### What is asked:
Give back exactly the lines from the "Read out every word on this page." line to the final line of the records, and only those, minus any pictures.
——
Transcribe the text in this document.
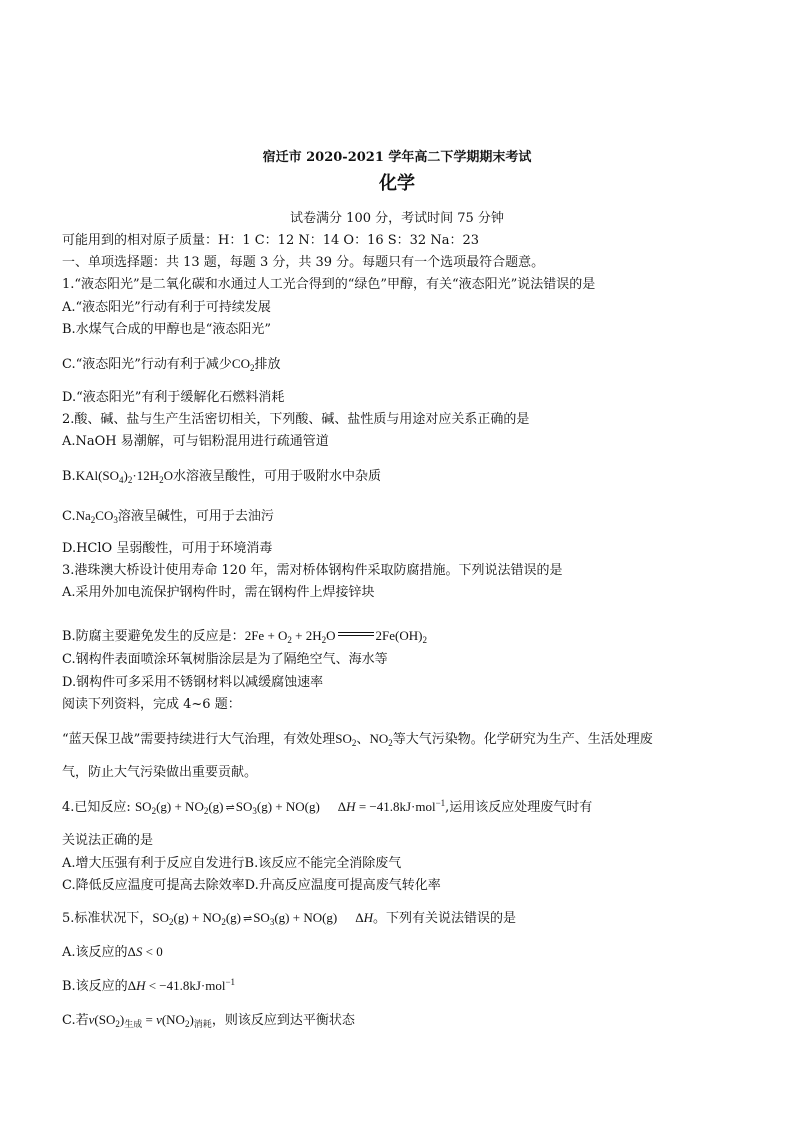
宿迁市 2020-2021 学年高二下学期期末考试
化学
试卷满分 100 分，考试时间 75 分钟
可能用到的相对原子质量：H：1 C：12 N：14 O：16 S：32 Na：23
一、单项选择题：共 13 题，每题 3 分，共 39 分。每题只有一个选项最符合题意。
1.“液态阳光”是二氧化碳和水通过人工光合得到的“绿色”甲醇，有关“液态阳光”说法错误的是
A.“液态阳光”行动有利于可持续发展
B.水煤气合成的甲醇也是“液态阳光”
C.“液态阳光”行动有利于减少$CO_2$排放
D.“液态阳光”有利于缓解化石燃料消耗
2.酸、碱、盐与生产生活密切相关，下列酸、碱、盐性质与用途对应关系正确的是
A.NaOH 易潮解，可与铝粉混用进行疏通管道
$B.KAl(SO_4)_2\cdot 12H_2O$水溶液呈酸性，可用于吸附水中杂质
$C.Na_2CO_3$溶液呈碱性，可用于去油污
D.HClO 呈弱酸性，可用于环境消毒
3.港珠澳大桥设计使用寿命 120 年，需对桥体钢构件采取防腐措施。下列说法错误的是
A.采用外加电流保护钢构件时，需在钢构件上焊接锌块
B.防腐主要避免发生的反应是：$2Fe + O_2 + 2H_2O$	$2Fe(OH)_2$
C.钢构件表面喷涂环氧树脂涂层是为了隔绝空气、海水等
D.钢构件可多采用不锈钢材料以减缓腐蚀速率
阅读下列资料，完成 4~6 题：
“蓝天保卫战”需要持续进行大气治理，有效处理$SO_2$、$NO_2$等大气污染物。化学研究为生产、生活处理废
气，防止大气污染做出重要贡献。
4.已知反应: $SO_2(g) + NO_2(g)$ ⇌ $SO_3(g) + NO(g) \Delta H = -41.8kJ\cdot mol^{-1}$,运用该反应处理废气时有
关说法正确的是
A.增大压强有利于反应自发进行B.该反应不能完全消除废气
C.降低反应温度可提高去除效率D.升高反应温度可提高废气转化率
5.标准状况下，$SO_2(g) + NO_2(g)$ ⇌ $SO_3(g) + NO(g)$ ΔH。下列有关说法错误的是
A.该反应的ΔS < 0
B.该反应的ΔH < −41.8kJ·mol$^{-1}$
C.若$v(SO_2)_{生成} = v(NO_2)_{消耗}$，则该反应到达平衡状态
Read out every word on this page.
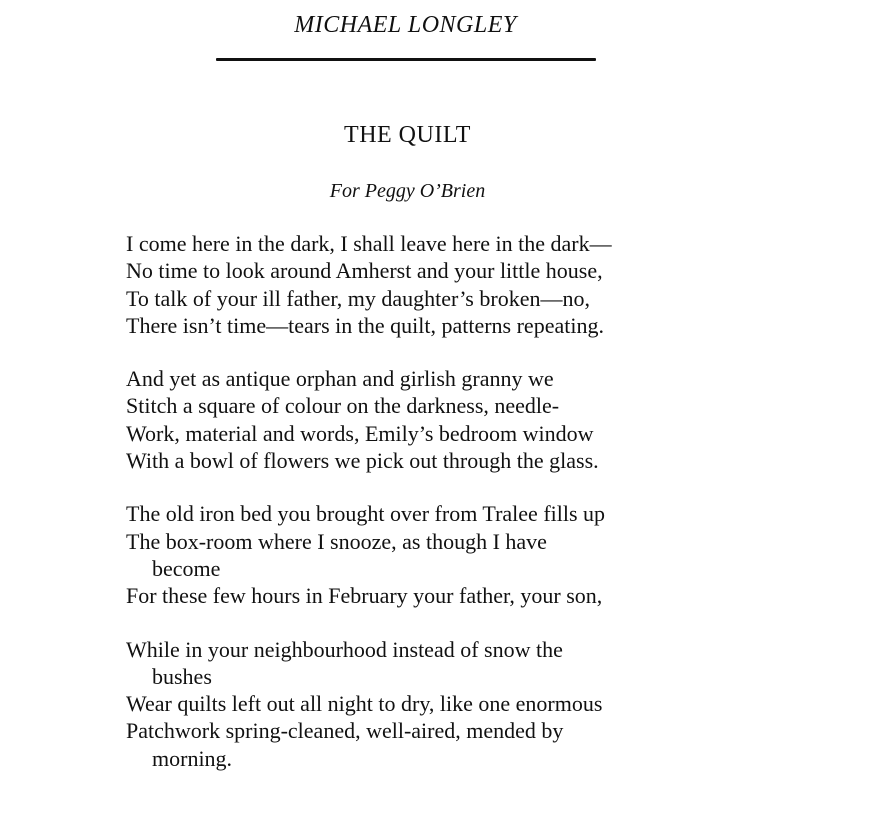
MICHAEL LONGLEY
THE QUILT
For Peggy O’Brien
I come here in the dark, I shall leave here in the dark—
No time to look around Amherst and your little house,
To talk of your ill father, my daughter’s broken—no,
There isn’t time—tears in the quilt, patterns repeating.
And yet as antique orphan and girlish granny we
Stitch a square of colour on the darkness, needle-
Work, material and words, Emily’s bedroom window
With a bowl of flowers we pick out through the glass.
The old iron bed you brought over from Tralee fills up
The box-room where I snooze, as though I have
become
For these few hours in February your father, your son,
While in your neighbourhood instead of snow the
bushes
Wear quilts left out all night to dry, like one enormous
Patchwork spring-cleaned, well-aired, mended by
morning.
——
### Exercise response:
Read out every word on this page.
MICHAEL LONGLEY
THE QUILT
For Peggy O’Brien
I come here in the dark, I shall leave here in the dark—
No time to look around Amherst and your little house,
To talk of your ill father, my daughter’s broken—no,
There isn’t time—tears in the quilt, patterns repeating.
And yet as antique orphan and girlish granny we
Stitch a square of colour on the darkness, needle-
Work, material and words, Emily’s bedroom window
With a bowl of flowers we pick out through the glass.
The old iron bed you brought over from Tralee fills up
The box-room where I snooze, as though I have
become
For these few hours in February your father, your son,
While in your neighbourhood instead of snow the
bushes
Wear quilts left out all night to dry, like one enormous
Patchwork spring-cleaned, well-aired, mended by
morning.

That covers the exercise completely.